Task statement
Leave out the pictures and transcribe the rest of the records exactly.

Dataset content
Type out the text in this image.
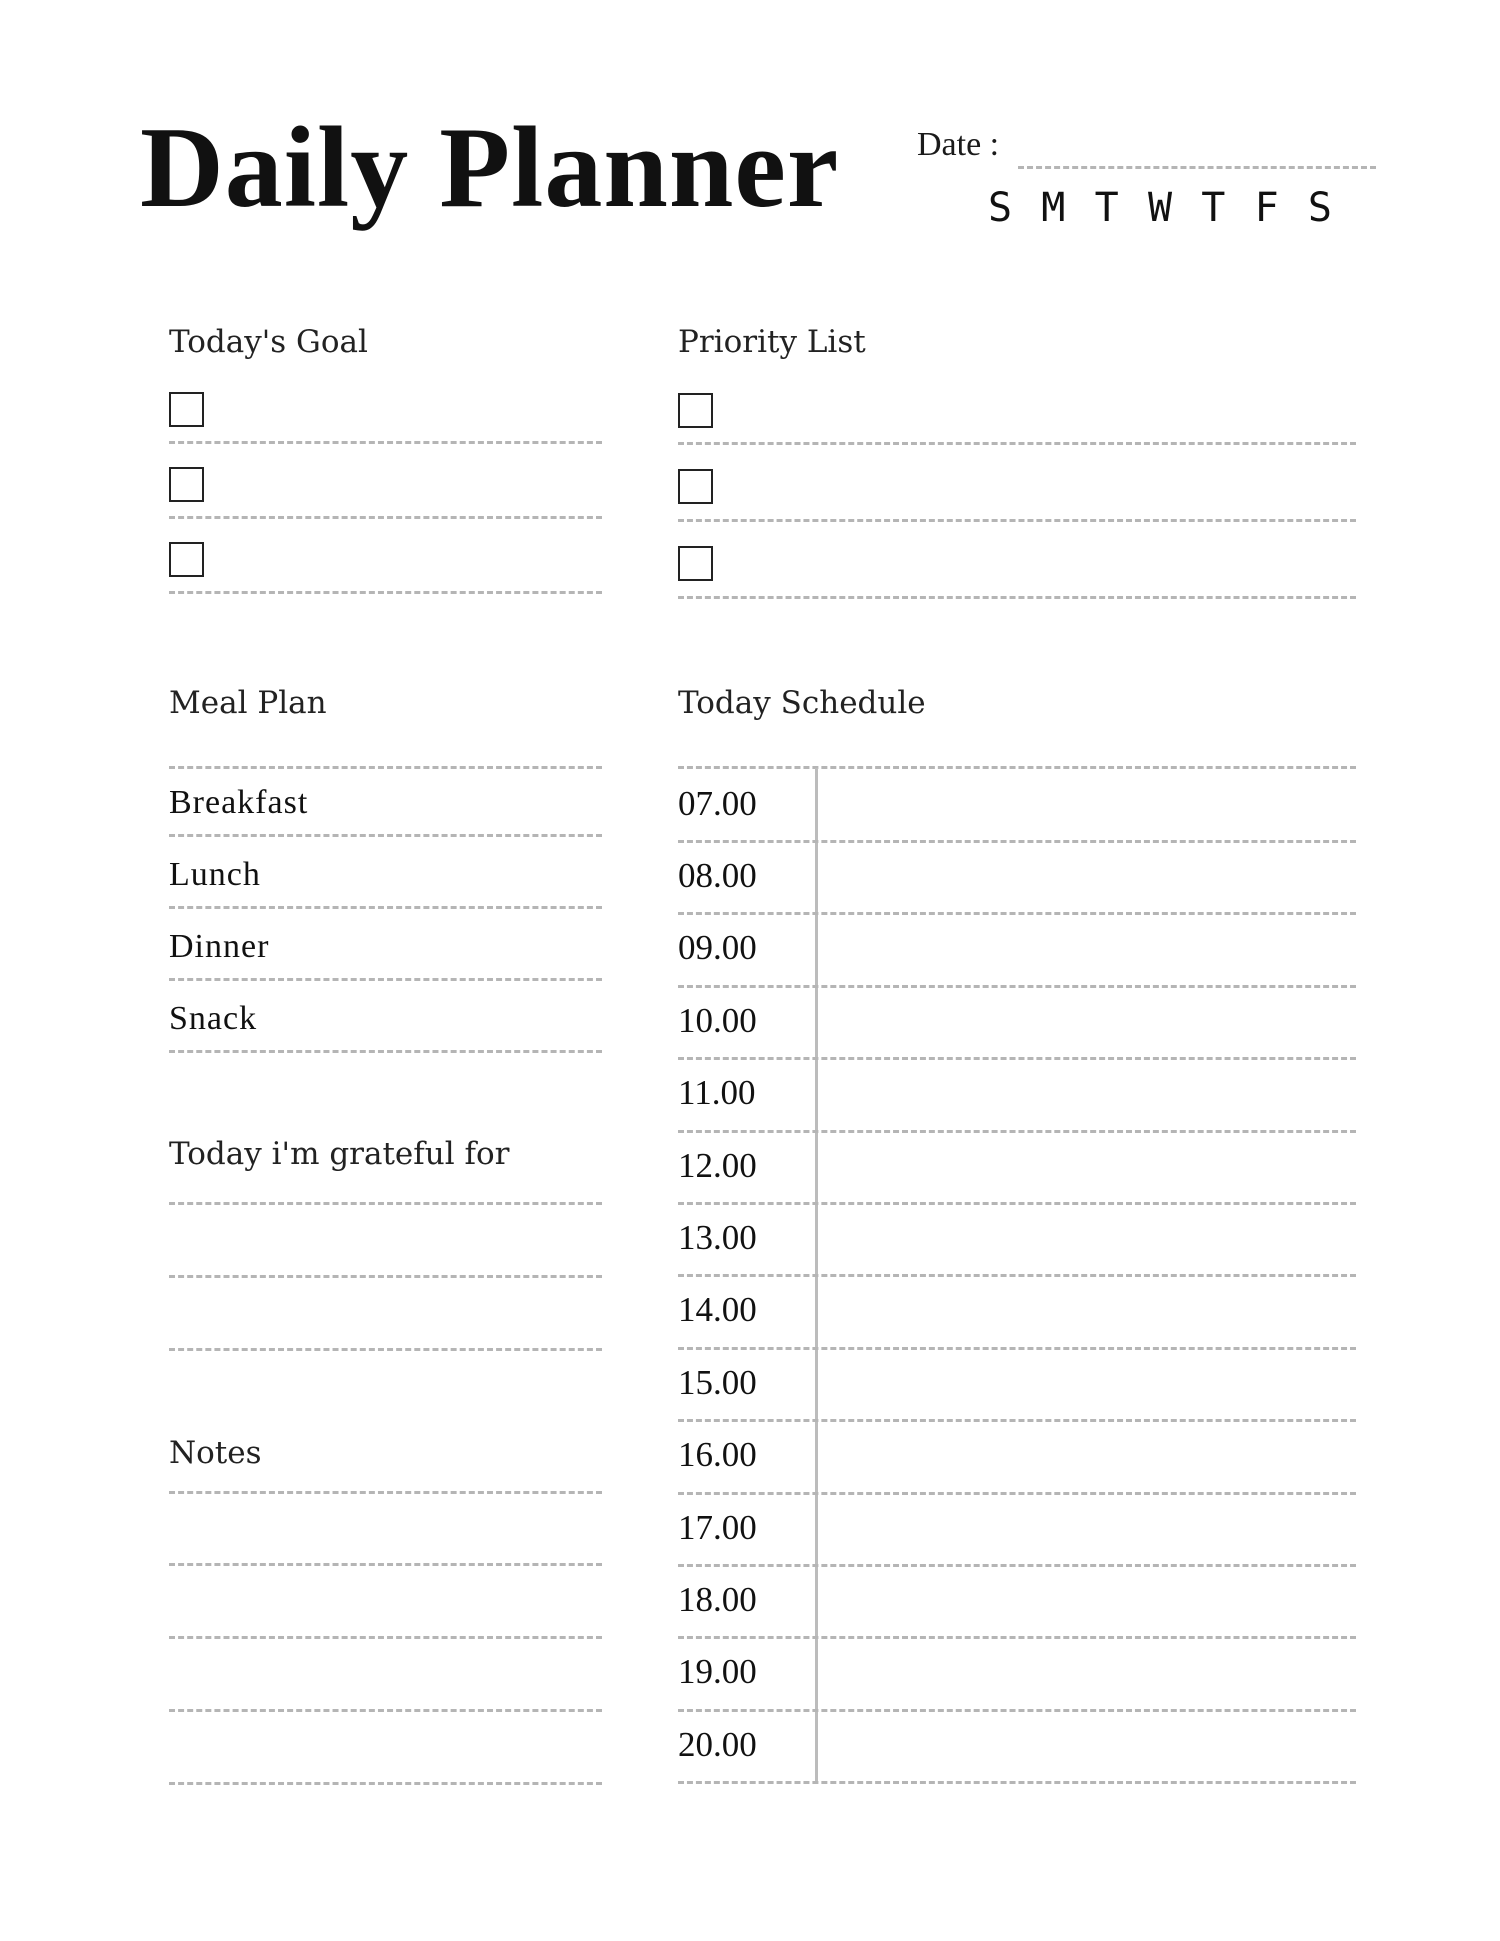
Daily Planner Date :
S M T W T F S
Today's Goal
Meal Plan
Breakfast
Lunch
Dinner
Snack
Today i'm grateful for
Notes
Priority List
Today Schedule
07.00
08.00
09.00
10.00
11.00
12.00
13.00
14.00
15.00
16.00
17.00
18.00
19.00
20.00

Written answer
Type out the text in this image.
Daily Planner Date :
S M T W T F S
Today's Goal
Meal Plan
Breakfast
Lunch
Dinner
Snack
Today i'm grateful for
Notes
Priority List
Today Schedule
07.00
08.00
09.00
10.00
11.00
12.00
13.00
14.00
15.00
16.00
17.00
18.00
19.00
20.00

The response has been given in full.